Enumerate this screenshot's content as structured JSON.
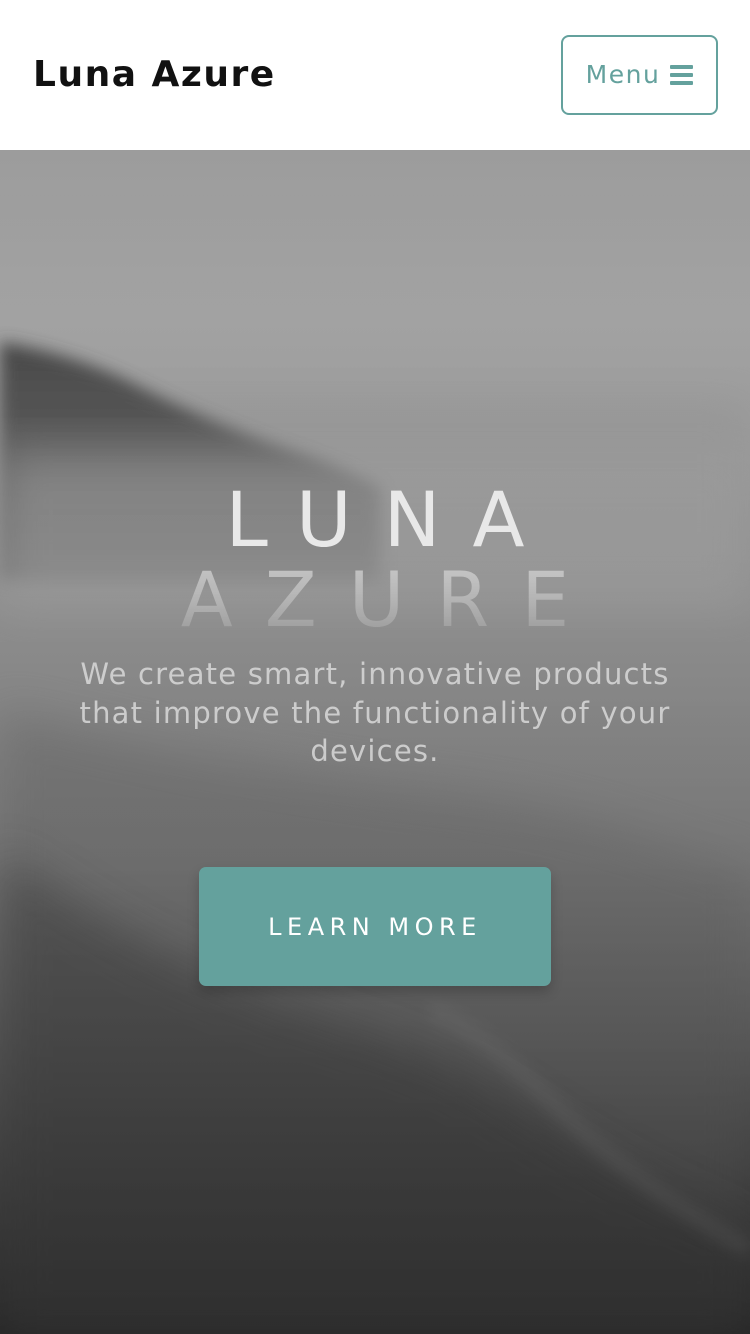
{
  "navbar": {
    "brand": "Luna Azure",
    "menu_label": "Menu",
    "menu_icon": "bars-icon",
    "accent_color": "#64a19d"
  },
  "hero": {
    "title_line_1": "LUNA",
    "title_line_2": "AZURE",
    "subtitle": "We create smart, innovative products that improve the functionality of your devices.",
    "cta_label": "LEARN MORE",
    "background_image": "misty coastline hills grayscale"
  }
}
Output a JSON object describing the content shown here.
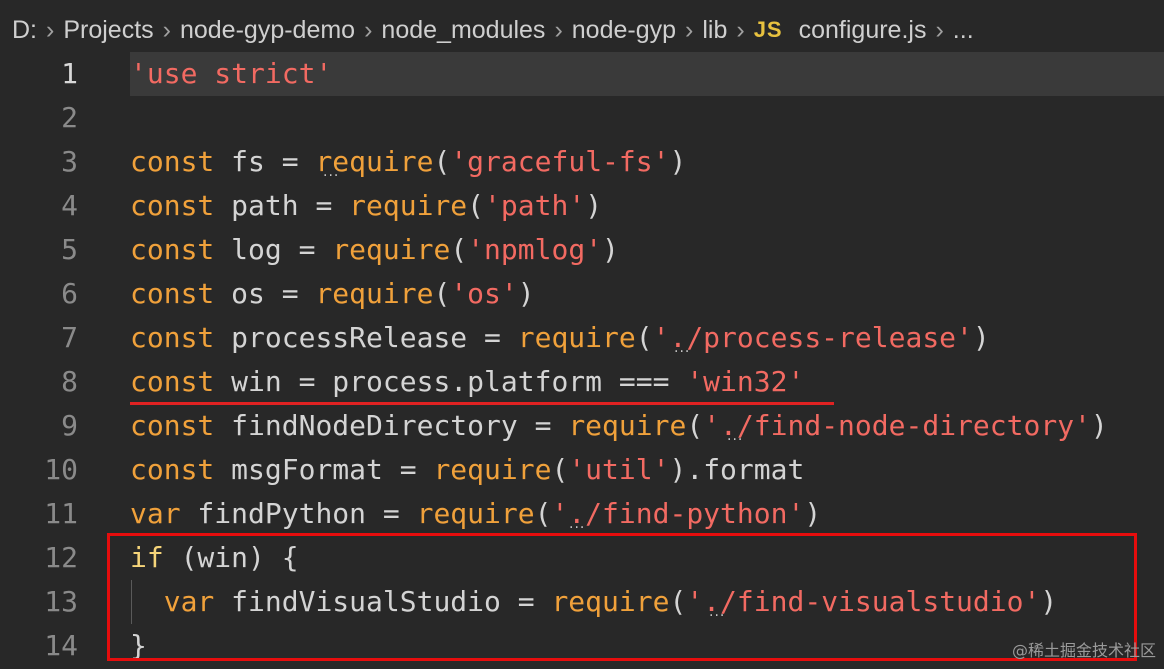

________________________

Problem details
Images should not appear in the copy; retype the listing above exactly.

Result
Enumerate this screenshot's content as structured JSON.
{
  "navbar": {
    "brand": "Luna Azure",
    "menu_label": "Menu",
    "menu_icon": "bars-icon",
    "accent_color": "#64a19d"
  },
  "hero": {
    "title_line_1": "LUNA",
    "title_line_2": "AZURE",
    "subtitle": "We create smart, innovative products that improve the functionality of your devices.",
    "cta_label": "LEARN MORE",
    "background_image": "misty coastline hills grayscale"
  }
}
Output a JSON object describing the content shown here.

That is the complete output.